In the listing below, locate the lines that hold "label" and copy them.

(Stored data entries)
--------------------------------------------------

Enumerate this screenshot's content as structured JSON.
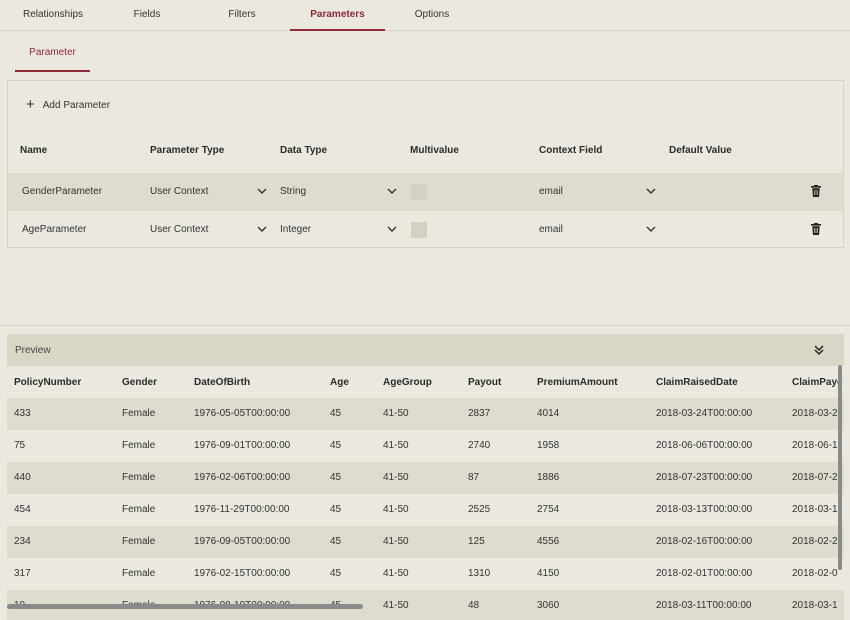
{
  "tabs": [
    {
      "label": "Relationships",
      "active": false
    },
    {
      "label": "Fields",
      "active": false
    },
    {
      "label": "Filters",
      "active": false
    },
    {
      "label": "Parameters",
      "active": true
    },
    {
      "label": "Options",
      "active": false
    }
  ],
  "subtab": {
    "label": "Parameter"
  },
  "add_parameter": {
    "label": "Add Parameter",
    "icon": "plus-icon"
  },
  "param_headers": {
    "name": "Name",
    "parameter_type": "Parameter Type",
    "data_type": "Data Type",
    "multivalue": "Multivalue",
    "context_field": "Context Field",
    "default_value": "Default Value"
  },
  "parameters": [
    {
      "name": "GenderParameter",
      "parameter_type": "User Context",
      "data_type": "String",
      "multivalue": false,
      "context_field": "email",
      "default_value": ""
    },
    {
      "name": "AgeParameter",
      "parameter_type": "User Context",
      "data_type": "Integer",
      "multivalue": false,
      "context_field": "email",
      "default_value": ""
    }
  ],
  "preview": {
    "title": "Preview",
    "columns": [
      "PolicyNumber",
      "Gender",
      "DateOfBirth",
      "Age",
      "AgeGroup",
      "Payout",
      "PremiumAmount",
      "ClaimRaisedDate",
      "ClaimPaye"
    ],
    "rows": [
      [
        "433",
        "Female",
        "1976-05-05T00:00:00",
        "45",
        "41-50",
        "2837",
        "4014",
        "2018-03-24T00:00:00",
        "2018-03-2"
      ],
      [
        "75",
        "Female",
        "1976-09-01T00:00:00",
        "45",
        "41-50",
        "2740",
        "1958",
        "2018-06-06T00:00:00",
        "2018-06-1"
      ],
      [
        "440",
        "Female",
        "1976-02-06T00:00:00",
        "45",
        "41-50",
        "87",
        "1886",
        "2018-07-23T00:00:00",
        "2018-07-2"
      ],
      [
        "454",
        "Female",
        "1976-11-29T00:00:00",
        "45",
        "41-50",
        "2525",
        "2754",
        "2018-03-13T00:00:00",
        "2018-03-1"
      ],
      [
        "234",
        "Female",
        "1976-09-05T00:00:00",
        "45",
        "41-50",
        "125",
        "4556",
        "2018-02-16T00:00:00",
        "2018-02-2"
      ],
      [
        "317",
        "Female",
        "1976-02-15T00:00:00",
        "45",
        "41-50",
        "1310",
        "4150",
        "2018-02-01T00:00:00",
        "2018-02-0"
      ],
      [
        "19",
        "Female",
        "1976-08-19T00:00:00",
        "45",
        "41-50",
        "48",
        "3060",
        "2018-03-11T00:00:00",
        "2018-03-1"
      ]
    ]
  },
  "colors": {
    "accent": "#8e2a38",
    "background": "#ebe8e0",
    "row_alt": "#dedbcf",
    "preview_header": "#d9d6c6"
  }
}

--------------------------------------------------

Worked answer:
      "label": "Relationships",
      "label": "Fields",
      "label": "Filters",
      "label": "Parameters",
      "label": "Options",
    "label": "Parameter"
    "label": "Add Parameter",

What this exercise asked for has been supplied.